— start Text passage —

The March 17 nomination of Adnan al-Zurfi as Iraq’s prime minister-designate highlights the extent to which Iran’s stranglehold on Iraqi politics could be eroding. As such, Zurfi’s nomination holds out both the promise of a restoration of Iraqi sovereignty that aligns with U.S. interests, as well as the danger of escalating violence by an Iranian regime desperate to prevent such a strategic defeat.
Zurfi’s nomination by Iraqi President Barham Salih came on the heels of the failed effort of Mohammed Allawi earlier this month to replace the caretaker government of Prime Minister Adel Abdul-Mahdi. Abdul-Mahdi was forced to resign in late November under pressure from a mass protest movement demanding an overhaul of Iraq’s post-2003 political system.
Allawi’s February 1 nomination was almost entirely engineered by Iran, operating in conjunction with its Iraqi allies and Lebanese Hezbollah. It reflected a concerted effort by the Islamic Republic to shore up its position in the face of two fundamental challenges: first, the January 3 U.S. drone strike that killed both Qassem Soleimani, the mastermind of Iranian strategy in Iraq since 2003, and Abu Mahdi al-Mohandes, Soleimani’s most powerful Iraqi agent; and second, the anti-government protests that have roiled Iraq since October, centered in the country’s Shiite heartland and propounding a distinctly nationalist narrative deeply resentful of Iranian interference.
Allawi’s failure to gain parliamentary approval marked a profound defeat for Iran. A surge in violence against protesters, ordered by extremist cleric Moqtada al-Sadr (eager to prove himself as Iran’s new post-Soleimani enforcer), only bolstered the protest movement’s unambiguous rejection of Allawi. Sadr’s efforts to intimidate Kurdish and Sunni politicians into providing a parliamentary quorum for Allawi’s appointment also cratered.
Scrambling to recover, Iran dispatched the head of its national security council, Ali Shamkhani, to Baghdad on March 7 to press Iraq’s leading Islamist parties (the so-called Shiite House) to unite behind a new candidate. But to no avail. In the wake of Soleimani’s death and the collapse of Allawi’s nomination, divisions within the Shiite House only accelerated, preventing it from putting forward a new prime minister-designate by a March 17 deadline. No doubt sensing the signs of faltering Iranian clout, the pro-Western Salih stepped into the vacuum and exercised his constitutional authority to put forward a candidate of his own choosing: Zurfi.

— end Text passage —
— start Listed entries —

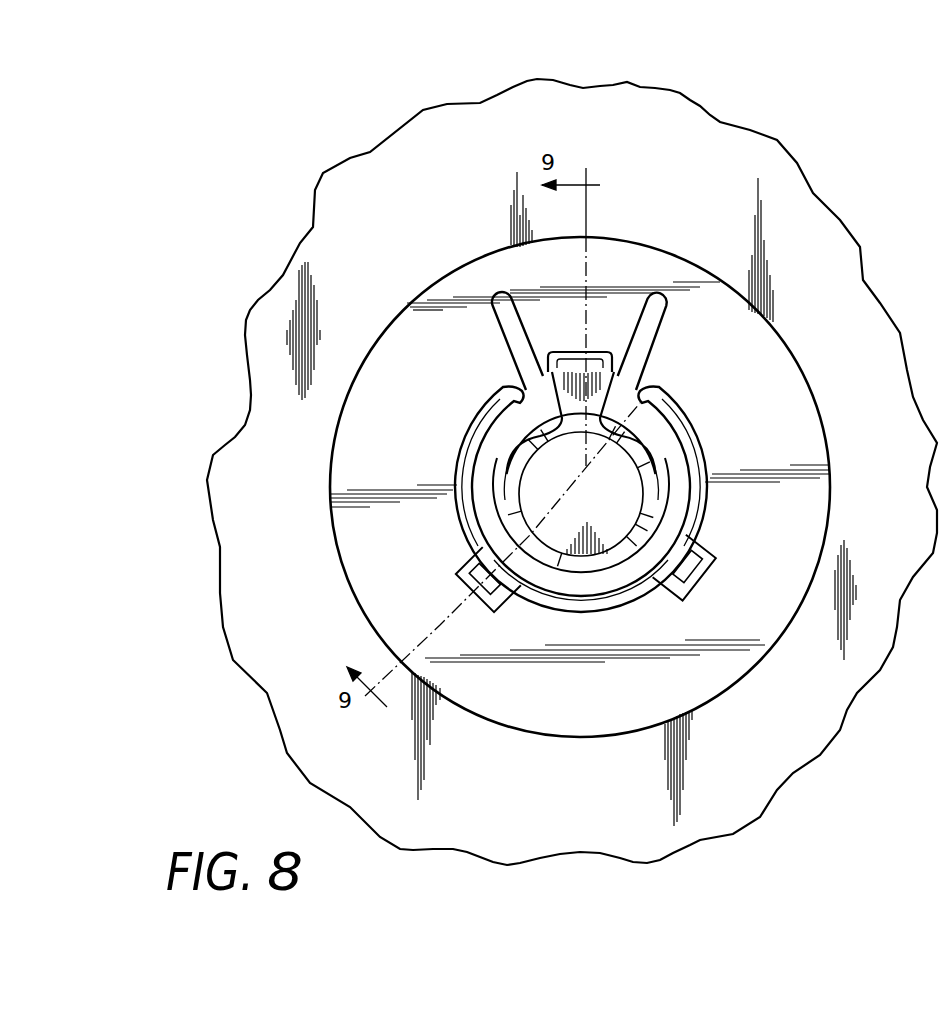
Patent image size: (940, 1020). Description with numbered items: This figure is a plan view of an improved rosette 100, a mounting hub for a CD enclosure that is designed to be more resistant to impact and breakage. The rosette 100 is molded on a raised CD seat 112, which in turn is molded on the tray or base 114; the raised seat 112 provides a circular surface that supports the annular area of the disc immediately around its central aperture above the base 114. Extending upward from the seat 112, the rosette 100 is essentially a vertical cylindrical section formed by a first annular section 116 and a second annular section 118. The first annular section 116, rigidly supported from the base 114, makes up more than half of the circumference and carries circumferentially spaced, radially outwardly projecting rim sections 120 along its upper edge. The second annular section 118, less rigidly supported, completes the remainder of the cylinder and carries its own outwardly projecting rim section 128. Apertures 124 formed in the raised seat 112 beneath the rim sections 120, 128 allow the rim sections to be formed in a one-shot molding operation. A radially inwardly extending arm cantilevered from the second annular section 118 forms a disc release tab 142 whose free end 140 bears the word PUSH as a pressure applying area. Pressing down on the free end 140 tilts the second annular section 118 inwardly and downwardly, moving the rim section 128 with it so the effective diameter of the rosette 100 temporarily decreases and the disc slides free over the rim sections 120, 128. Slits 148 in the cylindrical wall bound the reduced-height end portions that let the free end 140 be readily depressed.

The rosette 100 is at (706, 490).
The raised CD seat 112 is at (780, 396).
The tray or base 114 is at (800, 719).
The first annular section 116 is at (538, 613).
The second annular section 118 is at (622, 352).
The rim sections 120 is at (477, 567).
The apertures 124 is at (513, 275).
The rim section 128 is at (587, 355).
The free end 140 is at (615, 538).
The disc release tab 142 is at (528, 388).
The slits 148 is at (503, 320).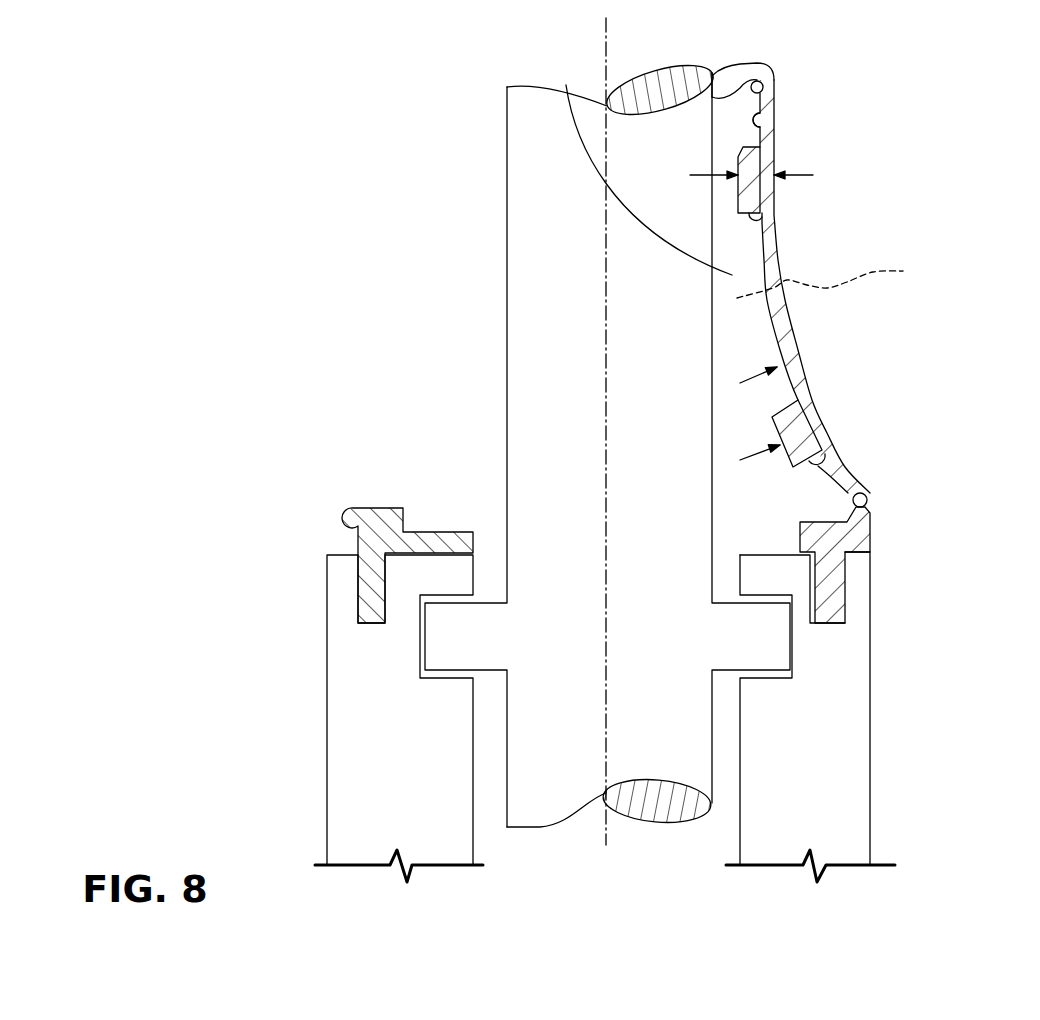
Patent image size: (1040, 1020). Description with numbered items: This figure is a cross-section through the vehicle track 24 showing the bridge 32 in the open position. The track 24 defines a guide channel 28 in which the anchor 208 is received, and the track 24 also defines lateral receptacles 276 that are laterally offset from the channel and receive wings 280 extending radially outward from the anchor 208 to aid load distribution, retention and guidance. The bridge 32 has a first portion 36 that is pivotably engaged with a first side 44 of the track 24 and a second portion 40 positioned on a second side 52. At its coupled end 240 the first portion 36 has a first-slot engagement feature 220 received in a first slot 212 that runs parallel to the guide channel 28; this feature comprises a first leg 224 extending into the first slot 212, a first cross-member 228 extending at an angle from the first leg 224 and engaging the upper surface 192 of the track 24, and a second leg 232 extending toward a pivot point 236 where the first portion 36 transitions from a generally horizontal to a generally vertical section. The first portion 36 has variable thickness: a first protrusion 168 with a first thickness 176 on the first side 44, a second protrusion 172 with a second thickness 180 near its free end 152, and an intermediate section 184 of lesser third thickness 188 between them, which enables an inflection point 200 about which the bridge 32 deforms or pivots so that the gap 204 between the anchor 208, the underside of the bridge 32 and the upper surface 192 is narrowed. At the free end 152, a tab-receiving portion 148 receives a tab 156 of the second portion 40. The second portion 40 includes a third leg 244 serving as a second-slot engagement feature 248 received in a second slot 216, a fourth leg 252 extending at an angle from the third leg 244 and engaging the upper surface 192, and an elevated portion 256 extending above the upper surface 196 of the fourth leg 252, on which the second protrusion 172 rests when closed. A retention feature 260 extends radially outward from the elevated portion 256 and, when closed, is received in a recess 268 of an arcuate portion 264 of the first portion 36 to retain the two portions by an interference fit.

The track 24 is at (877, 826).
The guide channel 28 is at (473, 828).
The bridge 32 is at (778, 83).
The first portion 36 is at (781, 253).
The second portion 40 is at (352, 613).
The first side 44 is at (857, 585).
The second side 52 is at (333, 713).
The tab-receiving portion 148 is at (754, 126).
The free end 152 is at (728, 65).
The tab 156 is at (362, 503).
The first protrusion 168 is at (847, 460).
The second protrusion 172 is at (766, 225).
The first thickness 176 is at (826, 419).
The second thickness 180 is at (815, 174).
The intermediate section 184 is at (794, 322).
The third thickness 188 is at (804, 350).
The upper surface 192 is at (760, 567).
The upper surface 196 is at (418, 527).
The inflection point 200 is at (840, 280).
The gap 204 is at (566, 85).
The anchor 208 is at (527, 172).
The first slot 212 is at (830, 627).
The second slot 216 is at (383, 625).
The first-slot engagement feature 220 is at (847, 567).
The first leg 224 is at (828, 605).
The first cross-member 228 is at (830, 530).
The second leg 232 is at (863, 512).
The pivot point 236 is at (867, 493).
The coupled end 240 is at (870, 540).
The third leg 244 is at (355, 588).
The second-slot engagement feature 248 is at (355, 552).
The fourth leg 252 is at (457, 545).
The elevated portion 256 is at (392, 506).
The retention feature 260 is at (342, 512).
The arcuate portion 264 is at (713, 75).
The recess 268 is at (760, 80).
The lateral receptacles 276 is at (767, 678).
The wings 280 is at (753, 645).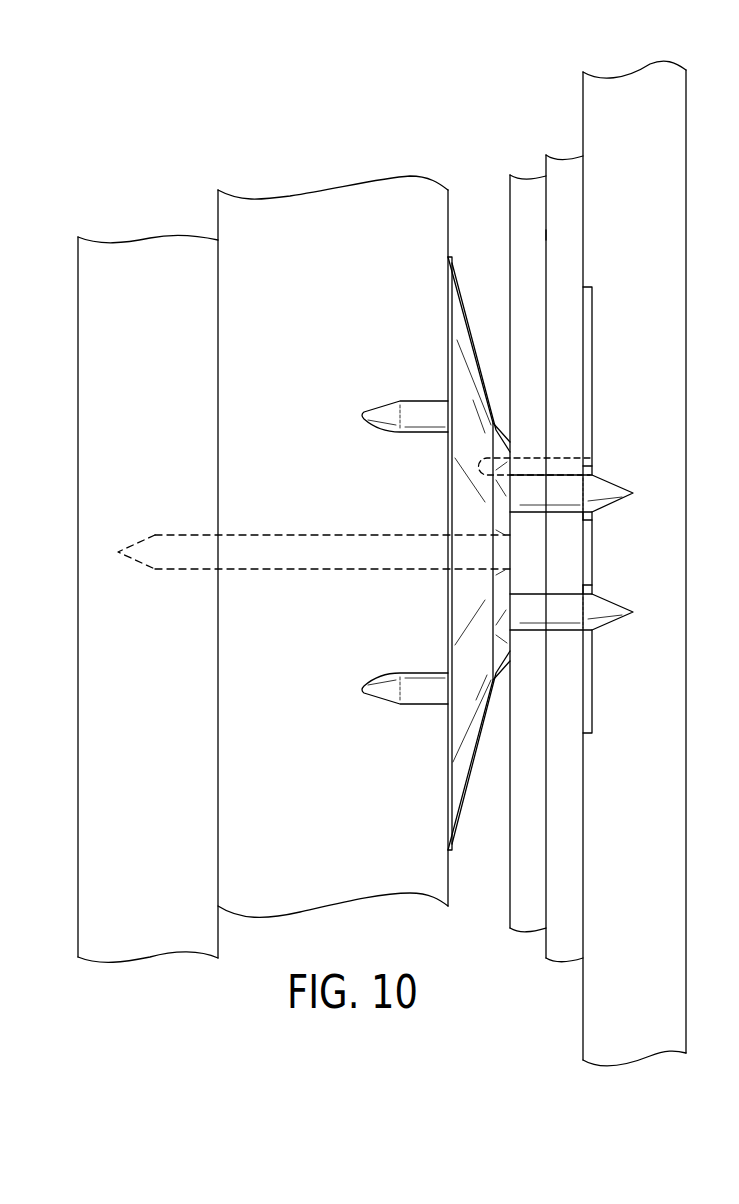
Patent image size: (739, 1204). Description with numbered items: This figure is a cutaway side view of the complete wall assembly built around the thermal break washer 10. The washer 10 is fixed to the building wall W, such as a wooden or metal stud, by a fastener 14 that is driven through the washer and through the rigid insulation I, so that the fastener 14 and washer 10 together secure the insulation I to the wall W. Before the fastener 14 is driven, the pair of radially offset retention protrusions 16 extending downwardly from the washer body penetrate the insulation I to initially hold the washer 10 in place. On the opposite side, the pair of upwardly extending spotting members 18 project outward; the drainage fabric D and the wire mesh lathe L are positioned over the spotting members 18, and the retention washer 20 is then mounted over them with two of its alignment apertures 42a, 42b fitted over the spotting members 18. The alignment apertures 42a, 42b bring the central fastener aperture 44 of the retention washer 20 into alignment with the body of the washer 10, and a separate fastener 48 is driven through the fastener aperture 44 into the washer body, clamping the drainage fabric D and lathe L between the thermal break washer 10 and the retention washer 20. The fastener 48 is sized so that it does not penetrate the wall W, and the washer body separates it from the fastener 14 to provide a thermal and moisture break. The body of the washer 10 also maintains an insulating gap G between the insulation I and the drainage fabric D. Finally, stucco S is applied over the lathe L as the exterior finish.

The wall W is at (102, 283).
The insulation I is at (265, 218).
The insulating gap G is at (472, 205).
The drainage fabric D is at (533, 193).
The wire mesh lathe L is at (560, 227).
The stucco S is at (638, 85).
The retention washer 20 is at (593, 322).
The thermal break washer 10 is at (467, 790).
The retention protrusions 16 is at (416, 400).
The spotting members 18 is at (590, 477).
The alignment aperture 42a is at (593, 517).
The alignment aperture 42b is at (593, 632).
The fastener aperture 44 is at (590, 470).
The fastener 48 is at (590, 450).
The fastener 14 is at (305, 557).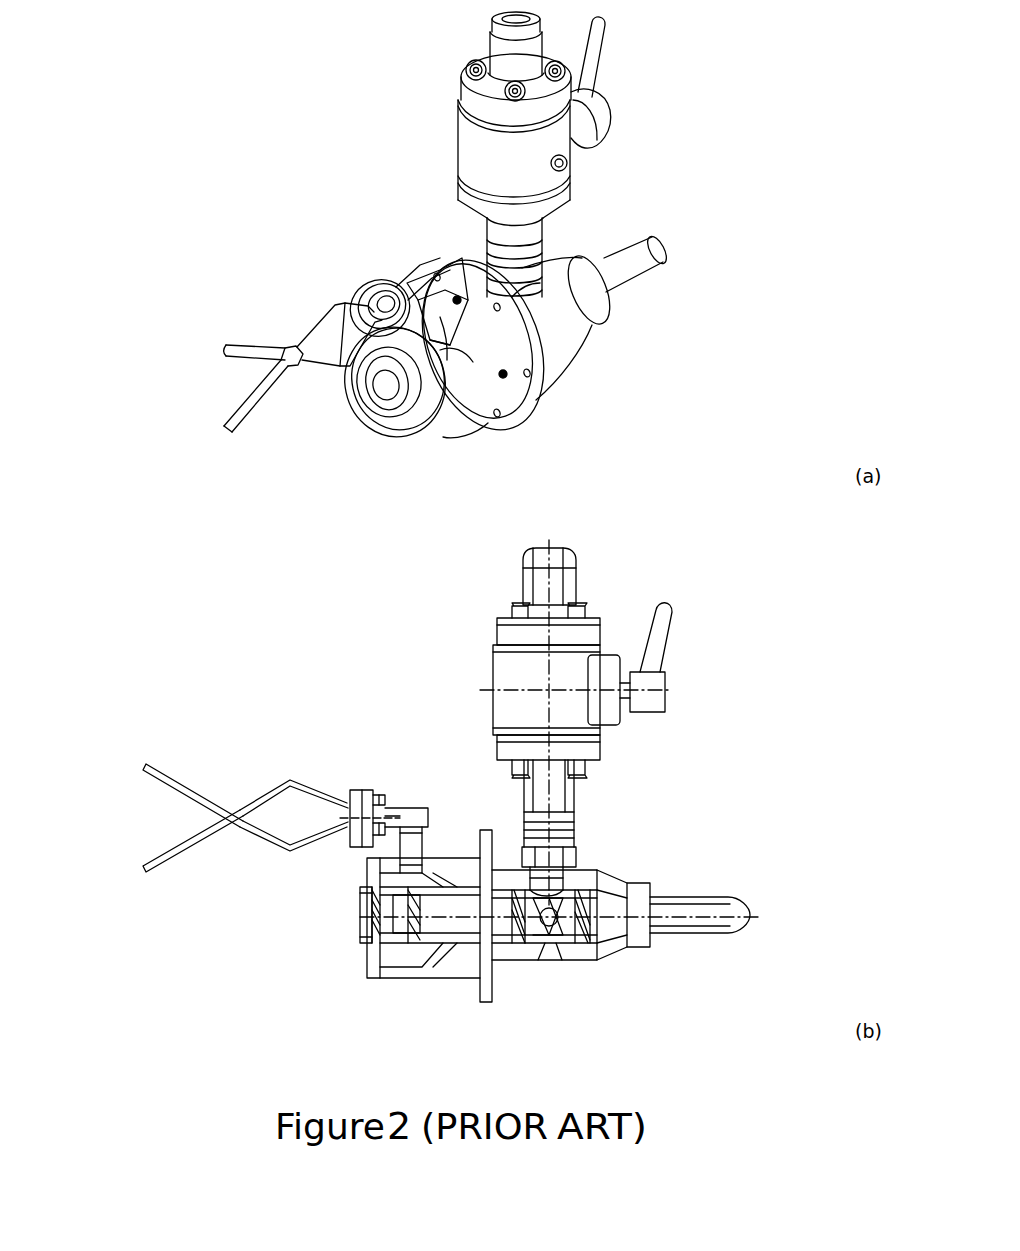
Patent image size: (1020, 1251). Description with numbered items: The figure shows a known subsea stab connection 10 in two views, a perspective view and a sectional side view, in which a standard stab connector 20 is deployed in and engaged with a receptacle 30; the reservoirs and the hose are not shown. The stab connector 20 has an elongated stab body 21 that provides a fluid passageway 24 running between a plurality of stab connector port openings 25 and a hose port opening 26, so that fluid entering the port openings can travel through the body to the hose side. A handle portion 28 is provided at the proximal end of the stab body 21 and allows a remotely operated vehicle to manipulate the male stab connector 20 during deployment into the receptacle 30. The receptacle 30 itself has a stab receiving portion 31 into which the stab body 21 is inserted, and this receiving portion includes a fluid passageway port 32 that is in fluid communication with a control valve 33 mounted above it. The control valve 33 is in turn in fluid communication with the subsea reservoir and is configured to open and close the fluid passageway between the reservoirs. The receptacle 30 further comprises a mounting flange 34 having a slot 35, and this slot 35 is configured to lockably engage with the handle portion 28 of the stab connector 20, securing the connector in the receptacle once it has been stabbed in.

The subsea stab connection 10 is at (750, 137).
The stab connector 20 is at (715, 975).
The stab body 21 is at (720, 905).
The fluid passageway 24 is at (460, 927).
The stab connector port openings 25 is at (545, 965).
The hose port opening 26 is at (363, 926).
The handle portion 28 is at (310, 320).
The receptacle 30 is at (587, 235).
The stab receiving portion 31 is at (630, 380).
The fluid passageway port 32 is at (606, 320).
The control valve 33 is at (470, 152).
The mounting flange 34 is at (455, 408).
The slot 35 is at (465, 272).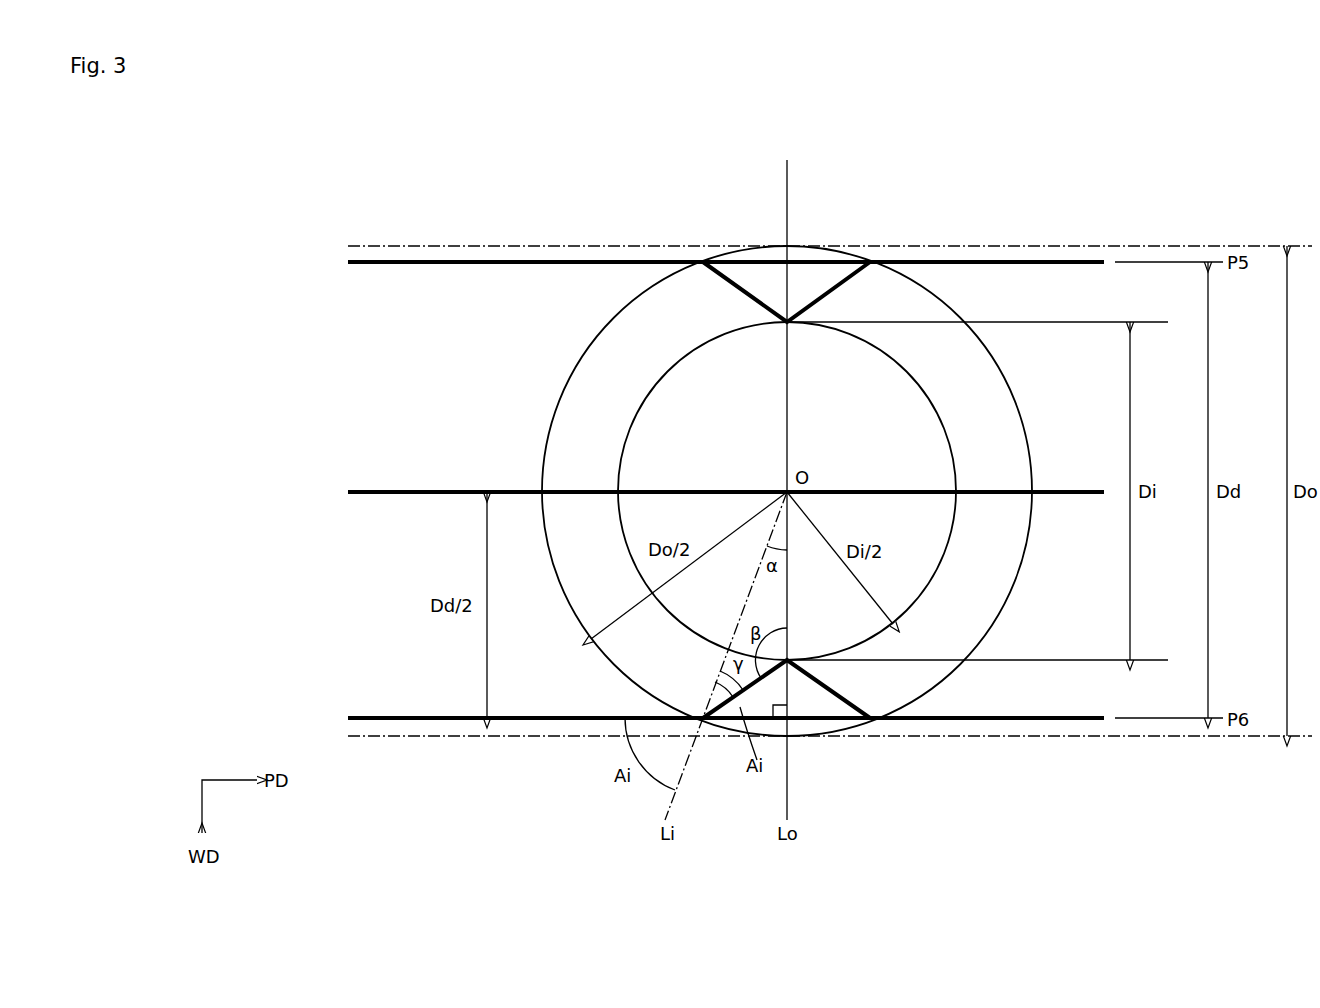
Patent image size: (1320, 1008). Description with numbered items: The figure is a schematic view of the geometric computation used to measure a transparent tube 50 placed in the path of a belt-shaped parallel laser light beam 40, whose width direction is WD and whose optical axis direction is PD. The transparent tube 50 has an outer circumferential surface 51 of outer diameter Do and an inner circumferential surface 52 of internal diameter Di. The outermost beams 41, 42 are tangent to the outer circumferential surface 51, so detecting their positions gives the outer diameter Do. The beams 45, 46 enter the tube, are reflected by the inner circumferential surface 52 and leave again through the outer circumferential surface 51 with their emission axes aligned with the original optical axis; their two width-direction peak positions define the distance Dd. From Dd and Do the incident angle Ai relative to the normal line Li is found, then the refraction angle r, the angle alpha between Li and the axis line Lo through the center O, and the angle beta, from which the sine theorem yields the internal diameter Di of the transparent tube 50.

The parallel laser light beam 40 is at (829, 231).
The beam 41 is at (540, 246).
The beam 42 is at (518, 737).
The beam 45 is at (462, 262).
The beam 46 is at (437, 722).
The transparent tube 50 is at (660, 270).
The outer circumferential surface 51 is at (588, 343).
The inner circumferential surface 52 is at (668, 370).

— end Listed entries —

Please say, from the passage on Adnan al-Zurfi's nomination, on what date Iran sent Ali Shamkhani to Baghdad.

March 7